#### [Sayfa alıntısı]
◇ ◇ ◇
Bu rektörü tanıyor musunuz!..
Türk bilim dünyasının böyle bir bayan rektöre sahip olduğunu biliyor musunuz? O rektör Malatya Turgut Özal Üniversitesi rektörü Prof. Dr. Aysun Bay Karabulut. Okuyalım mı?
Bu ülkede zaman, zaman öyle rektörler gördük ve görmeye devam ediyoruz ki kendilerine emanet edilen makamları ne yazık ki sorumsuzca kullanıp kötü örnek oldular ve oluyorlar da...
Son dönemde bunların örnekleri gördük!..
Ama öyleleri var ki hakları teslim edilmesi gereken bir şekilde bir gurur abidesi olarak milleti karşımızda…
Ziya Paşanın sözü gibi “Ayinesi iştir kişinin lafa bakılmaz” misali bir duruş sahibiler..
◇ ◇ ◇
#### [Yapılacaklar]
- a) Sayfa alıntısına göre Prof. Dr. Aysun Bay Karabulut hangi üniversitenin rektörüdür?
- b) Sayfa alıntısında "Türk bilim dünyasının" ifadesinden "bir duruş sahibiler.." ifadesine kadar olan bölümü harfi harfine tekrarlayın.

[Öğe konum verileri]
◇ ◇ ◇
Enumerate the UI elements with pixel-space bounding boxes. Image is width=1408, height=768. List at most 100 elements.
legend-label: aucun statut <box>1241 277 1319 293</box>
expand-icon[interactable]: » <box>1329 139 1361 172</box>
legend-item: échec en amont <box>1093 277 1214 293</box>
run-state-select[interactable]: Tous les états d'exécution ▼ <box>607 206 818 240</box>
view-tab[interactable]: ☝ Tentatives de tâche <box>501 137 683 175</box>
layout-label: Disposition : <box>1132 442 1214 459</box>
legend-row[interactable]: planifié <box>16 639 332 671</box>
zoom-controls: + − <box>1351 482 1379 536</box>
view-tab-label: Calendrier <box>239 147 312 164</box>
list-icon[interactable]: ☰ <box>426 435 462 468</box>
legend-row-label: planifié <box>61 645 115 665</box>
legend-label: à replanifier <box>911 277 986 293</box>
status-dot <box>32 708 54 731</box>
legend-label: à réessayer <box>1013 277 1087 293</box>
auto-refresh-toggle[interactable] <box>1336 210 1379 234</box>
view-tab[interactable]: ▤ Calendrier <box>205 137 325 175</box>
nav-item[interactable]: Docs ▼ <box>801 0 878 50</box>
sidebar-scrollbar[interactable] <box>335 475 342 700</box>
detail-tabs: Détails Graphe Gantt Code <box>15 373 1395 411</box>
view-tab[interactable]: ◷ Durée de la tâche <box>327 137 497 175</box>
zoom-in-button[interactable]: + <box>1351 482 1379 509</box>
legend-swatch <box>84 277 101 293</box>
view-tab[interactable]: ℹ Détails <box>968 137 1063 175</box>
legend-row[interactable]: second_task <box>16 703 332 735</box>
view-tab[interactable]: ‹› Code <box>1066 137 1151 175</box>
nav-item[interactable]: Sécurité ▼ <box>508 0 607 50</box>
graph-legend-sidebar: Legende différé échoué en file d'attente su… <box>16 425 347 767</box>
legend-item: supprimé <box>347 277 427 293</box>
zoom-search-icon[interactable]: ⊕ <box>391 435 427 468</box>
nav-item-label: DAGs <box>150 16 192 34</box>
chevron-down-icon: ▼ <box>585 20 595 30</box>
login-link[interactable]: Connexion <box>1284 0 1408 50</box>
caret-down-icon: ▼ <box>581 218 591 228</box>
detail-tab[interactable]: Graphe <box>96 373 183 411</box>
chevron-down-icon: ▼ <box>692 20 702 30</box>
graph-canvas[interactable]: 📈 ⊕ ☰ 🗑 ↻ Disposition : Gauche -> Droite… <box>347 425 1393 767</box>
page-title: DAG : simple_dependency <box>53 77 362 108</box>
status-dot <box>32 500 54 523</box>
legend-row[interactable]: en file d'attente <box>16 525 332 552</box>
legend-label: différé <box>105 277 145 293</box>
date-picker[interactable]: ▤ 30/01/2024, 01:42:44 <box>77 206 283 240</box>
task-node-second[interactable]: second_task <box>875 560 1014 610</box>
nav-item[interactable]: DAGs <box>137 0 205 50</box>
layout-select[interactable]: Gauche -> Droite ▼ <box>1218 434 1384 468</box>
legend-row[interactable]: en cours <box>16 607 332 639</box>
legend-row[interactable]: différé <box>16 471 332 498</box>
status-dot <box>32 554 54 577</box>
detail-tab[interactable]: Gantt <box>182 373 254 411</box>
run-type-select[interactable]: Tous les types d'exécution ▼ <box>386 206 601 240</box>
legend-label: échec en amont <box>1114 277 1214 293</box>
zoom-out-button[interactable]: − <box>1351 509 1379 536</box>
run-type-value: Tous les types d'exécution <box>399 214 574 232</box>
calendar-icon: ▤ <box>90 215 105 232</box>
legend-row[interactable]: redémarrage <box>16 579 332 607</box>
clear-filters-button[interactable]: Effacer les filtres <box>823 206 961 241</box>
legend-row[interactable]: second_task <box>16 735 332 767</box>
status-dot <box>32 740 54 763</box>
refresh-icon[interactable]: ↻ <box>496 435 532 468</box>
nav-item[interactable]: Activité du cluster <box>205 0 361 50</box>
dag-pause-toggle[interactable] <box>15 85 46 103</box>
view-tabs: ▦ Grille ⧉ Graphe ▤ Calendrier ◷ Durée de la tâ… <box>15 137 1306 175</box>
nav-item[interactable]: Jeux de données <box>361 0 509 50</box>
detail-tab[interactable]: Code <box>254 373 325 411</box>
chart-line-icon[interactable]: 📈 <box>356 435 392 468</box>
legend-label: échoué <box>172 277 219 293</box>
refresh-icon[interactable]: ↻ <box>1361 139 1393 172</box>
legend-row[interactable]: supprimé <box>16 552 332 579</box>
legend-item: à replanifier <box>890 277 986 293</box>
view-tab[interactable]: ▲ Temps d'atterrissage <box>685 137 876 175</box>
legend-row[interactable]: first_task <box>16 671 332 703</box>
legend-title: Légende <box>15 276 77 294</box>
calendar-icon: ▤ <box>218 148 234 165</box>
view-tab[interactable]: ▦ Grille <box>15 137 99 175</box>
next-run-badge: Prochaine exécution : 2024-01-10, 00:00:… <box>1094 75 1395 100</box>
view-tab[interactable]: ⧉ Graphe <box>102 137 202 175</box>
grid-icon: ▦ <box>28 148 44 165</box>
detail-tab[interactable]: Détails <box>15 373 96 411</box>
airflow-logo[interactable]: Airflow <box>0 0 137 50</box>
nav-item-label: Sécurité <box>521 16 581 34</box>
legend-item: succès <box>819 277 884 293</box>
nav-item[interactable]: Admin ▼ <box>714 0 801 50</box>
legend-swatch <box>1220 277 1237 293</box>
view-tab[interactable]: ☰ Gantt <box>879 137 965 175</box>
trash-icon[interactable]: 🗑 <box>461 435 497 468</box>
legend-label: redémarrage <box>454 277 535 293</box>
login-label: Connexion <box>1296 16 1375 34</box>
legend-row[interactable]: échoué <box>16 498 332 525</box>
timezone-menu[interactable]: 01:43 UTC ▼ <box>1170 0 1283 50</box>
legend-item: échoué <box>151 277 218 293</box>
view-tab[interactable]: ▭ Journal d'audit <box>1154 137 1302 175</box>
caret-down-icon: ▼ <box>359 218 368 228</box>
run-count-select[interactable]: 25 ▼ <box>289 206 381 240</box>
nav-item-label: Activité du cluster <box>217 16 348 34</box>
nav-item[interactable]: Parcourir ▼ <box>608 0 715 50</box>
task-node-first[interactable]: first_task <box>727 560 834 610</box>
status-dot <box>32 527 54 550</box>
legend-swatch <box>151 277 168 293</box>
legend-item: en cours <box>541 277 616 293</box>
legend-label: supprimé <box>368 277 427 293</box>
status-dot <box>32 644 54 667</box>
◇ ◇ ◇
#### [Çözümler]
- a) Malatya Turgut Özal Üniversitesi

- b)
Türk bilim dünyasının böyle bir bayan rektöre sahip olduğunu biliyor musunuz? O rektör Malatya Turgut Özal Üniversitesi rektörü Prof. Dr. Aysun Bay Karabulut. Okuyalım mı?
Bu ülkede zaman, zaman öyle rektörler gördük ve görmeye devam ediyoruz ki kendilerine emanet edilen makamları ne yazık ki sorumsuzca kullanıp kötü örnek oldular ve oluyorlar da...
Son dönemde bunların örnekleri gördük!..
Ama öyleleri var ki hakları teslim edilmesi gereken bir şekilde bir gurur abidesi olarak milleti karşımızda…
Ziya Paşanın sözü gibi “Ayinesi iştir kişinin lafa bakılmaz” misali bir duruş sahibiler..